_What to produce_
The listing below should be printed exactly, every line of it. Skip the pictures.

_Records for this task_
====
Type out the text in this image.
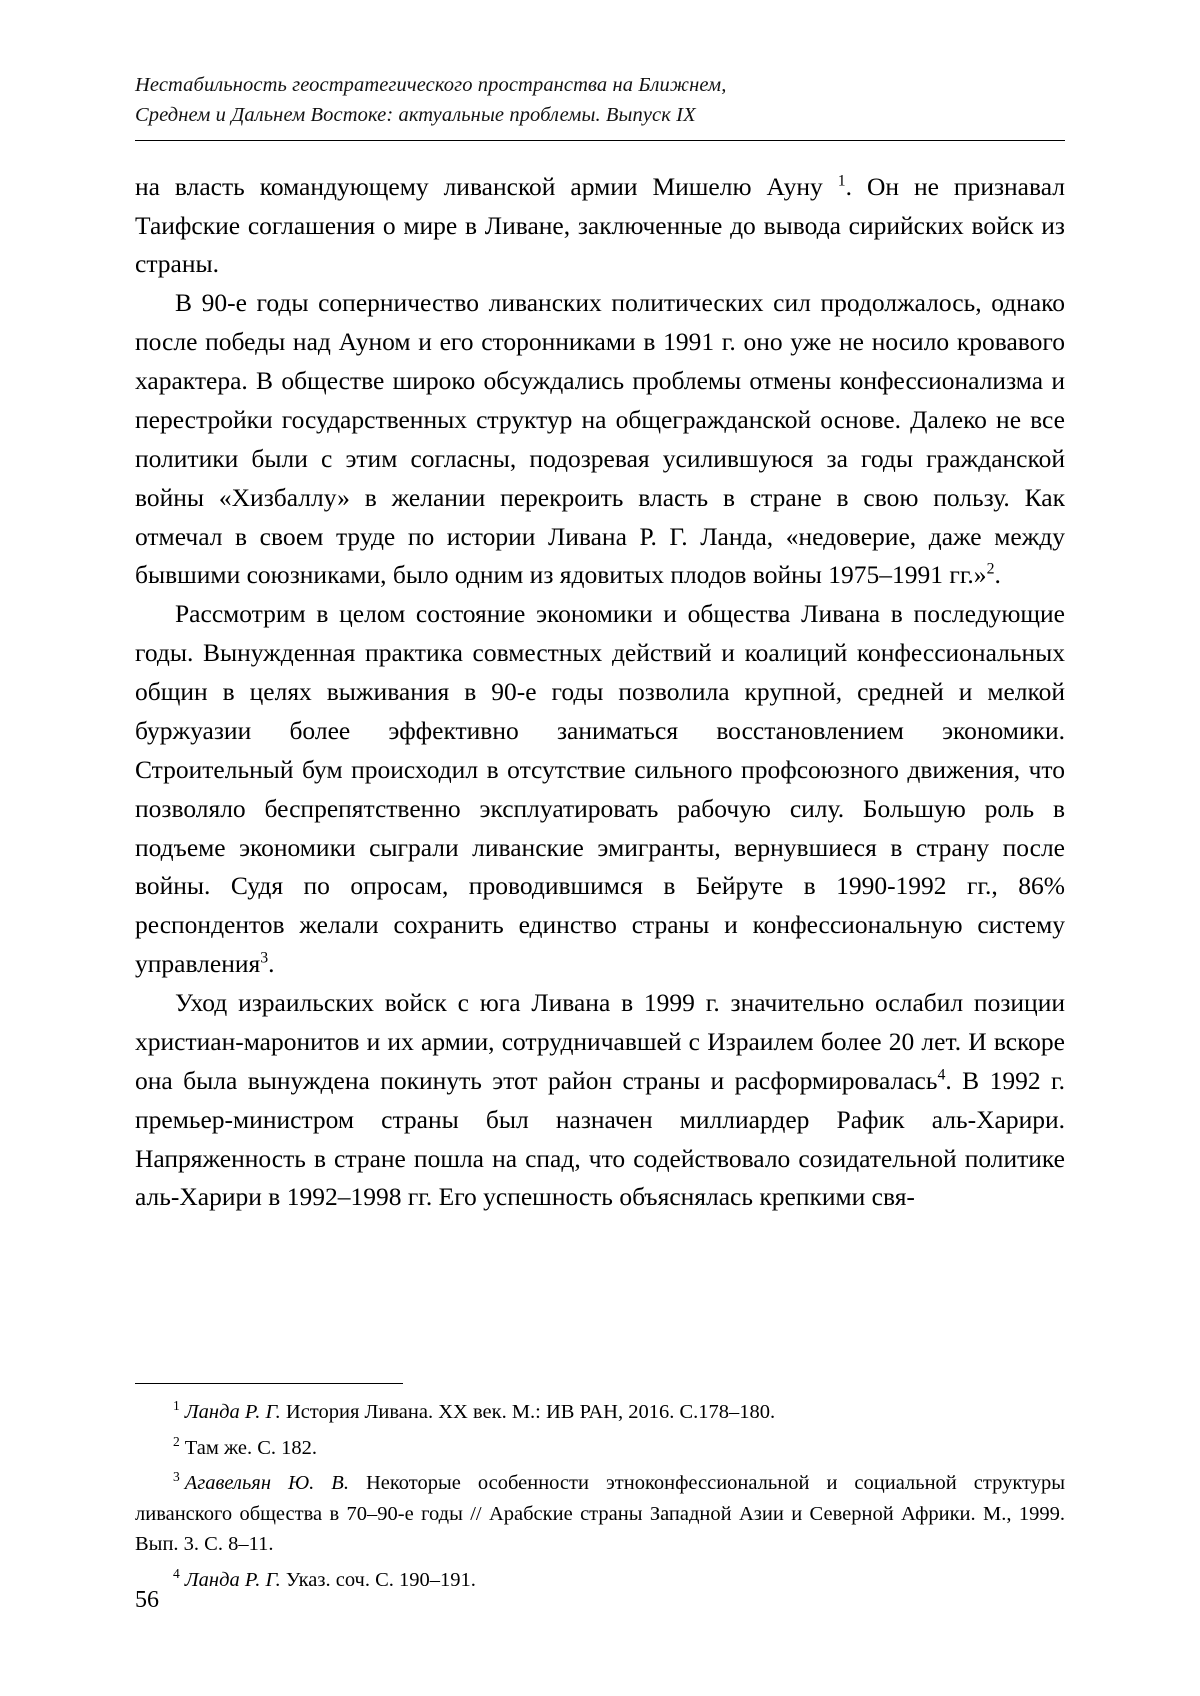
Нестабильность геостратегического пространства на Ближнем,
Среднем и Дальнем Востоке: актуальные проблемы. Выпуск IX

на власть командующему ливанской армии Мишелю Ауну $^1$. Он не признавал Таифские соглашения о мире в Ливане, заключенные до вывода сирийских войск из страны.

В 90-е годы соперничество ливанских политических сил продолжалось, однако после победы над Ауном и его сторонниками в 1991 г. оно уже не носило кровавого характера. В обществе широко обсуждались проблемы отмены конфессионализма и перестройки государственных структур на общегражданской основе. Далеко не все политики были с этим согласны, подозревая усилившуюся за годы гражданской войны «Хизбаллу» в желании перекроить власть в стране в свою пользу. Как отмечал в своем труде по истории Ливана Р. Г. Ланда, «недоверие, даже между бывшими союзниками, было одним из ядовитых плодов войны 1975–1991 гг.»$^2$.

Рассмотрим в целом состояние экономики и общества Ливана в последующие годы. Вынужденная практика совместных действий и коалиций конфессиональных общин в целях выживания в 90-е годы позволила крупной, средней и мелкой буржуазии более эффективно заниматься восстановлением экономики. Строительный бум происходил в отсутствие сильного профсоюзного движения, что позволяло беспрепятственно эксплуатировать рабочую силу. Большую роль в подъеме экономики сыграли ливанские эмигранты, вернувшиеся в страну после войны. Судя по опросам, проводившимся в Бейруте в 1990-1992 гг., 86% респондентов желали сохранить единство страны и конфессиональную систему управления$^3$.

Уход израильских войск с юга Ливана в 1999 г. значительно ослабил позиции христиан-маронитов и их армии, сотрудничавшей с Израилем более 20 лет. И вскоре она была вынуждена покинуть этот район страны и расформировалась$^4$. В 1992 г. премьер-министром страны был назначен миллиардер Рафик аль-Харири. Напряженность в стране пошла на спад, что содействовало созидательной политике аль-Харири в 1992–1998 гг. Его успешность объяснялась крепкими свя-

$^1$ Ланда Р. Г. История Ливана. XX век. М.: ИВ РАН, 2016. С.178–180.

$^2$ Там же. С. 182.

$^3$ Агавельян Ю. В. Некоторые особенности этноконфессиональной и социальной структуры ливанского общества в 70–90-е годы // Арабские страны Западной Азии и Северной Африки. М., 1999. Вып. 3. С. 8–11.

$^4$ Ланда Р. Г. Указ. соч. С. 190–191.

56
====
_Response_
Type out the text in this image.
Нестабильность геостратегического пространства на Ближнем,
Среднем и Дальнем Востоке: актуальные проблемы. Выпуск IX

на власть командующему ливанской армии Мишелю Ауну $^1$. Он не признавал Таифские соглашения о мире в Ливане, заключенные до вывода сирийских войск из страны.

В 90-е годы соперничество ливанских политических сил продолжалось, однако после победы над Ауном и его сторонниками в 1991 г. оно уже не носило кровавого характера. В обществе широко обсуждались проблемы отмены конфессионализма и перестройки государственных структур на общегражданской основе. Далеко не все политики были с этим согласны, подозревая усилившуюся за годы гражданской войны «Хизбаллу» в желании перекроить власть в стране в свою пользу. Как отмечал в своем труде по истории Ливана Р. Г. Ланда, «недоверие, даже между бывшими союзниками, было одним из ядовитых плодов войны 1975–1991 гг.»$^2$.

Рассмотрим в целом состояние экономики и общества Ливана в последующие годы. Вынужденная практика совместных действий и коалиций конфессиональных общин в целях выживания в 90-е годы позволила крупной, средней и мелкой буржуазии более эффективно заниматься восстановлением экономики. Строительный бум происходил в отсутствие сильного профсоюзного движения, что позволяло беспрепятственно эксплуатировать рабочую силу. Большую роль в подъеме экономики сыграли ливанские эмигранты, вернувшиеся в страну после войны. Судя по опросам, проводившимся в Бейруте в 1990-1992 гг., 86% респондентов желали сохранить единство страны и конфессиональную систему управления$^3$.

Уход израильских войск с юга Ливана в 1999 г. значительно ослабил позиции христиан-маронитов и их армии, сотрудничавшей с Израилем более 20 лет. И вскоре она была вынуждена покинуть этот район страны и расформировалась$^4$. В 1992 г. премьер-министром страны был назначен миллиардер Рафик аль-Харири. Напряженность в стране пошла на спад, что содействовало созидательной политике аль-Харири в 1992–1998 гг. Его успешность объяснялась крепкими свя-

$^1$ Ланда Р. Г. История Ливана. XX век. М.: ИВ РАН, 2016. С.178–180.

$^2$ Там же. С. 182.

$^3$ Агавельян Ю. В. Некоторые особенности этноконфессиональной и социальной структуры ливанского общества в 70–90-е годы // Арабские страны Западной Азии и Северной Африки. М., 1999. Вып. 3. С. 8–11.

$^4$ Ланда Р. Г. Указ. соч. С. 190–191.

56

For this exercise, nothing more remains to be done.